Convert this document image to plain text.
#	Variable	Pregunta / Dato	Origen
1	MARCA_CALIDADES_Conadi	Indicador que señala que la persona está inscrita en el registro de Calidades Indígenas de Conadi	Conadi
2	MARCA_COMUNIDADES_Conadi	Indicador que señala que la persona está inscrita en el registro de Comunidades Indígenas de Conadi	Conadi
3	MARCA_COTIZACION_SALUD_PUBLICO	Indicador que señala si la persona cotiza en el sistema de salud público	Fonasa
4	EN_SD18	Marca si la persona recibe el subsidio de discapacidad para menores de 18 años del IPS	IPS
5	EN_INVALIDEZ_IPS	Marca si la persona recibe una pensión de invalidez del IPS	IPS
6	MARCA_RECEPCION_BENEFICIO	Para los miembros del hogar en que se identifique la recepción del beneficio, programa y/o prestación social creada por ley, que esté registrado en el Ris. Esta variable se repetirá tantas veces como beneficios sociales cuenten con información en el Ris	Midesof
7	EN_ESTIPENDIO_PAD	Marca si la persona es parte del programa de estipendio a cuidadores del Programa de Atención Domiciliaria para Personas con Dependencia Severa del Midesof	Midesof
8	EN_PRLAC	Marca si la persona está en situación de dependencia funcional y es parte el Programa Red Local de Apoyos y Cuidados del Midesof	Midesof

——————————

* [WHAT IS NEEDED]:
Find how many lines hold the string "Indígenas", and state that number alone.

* [ANSWER TO THE TASK]:
2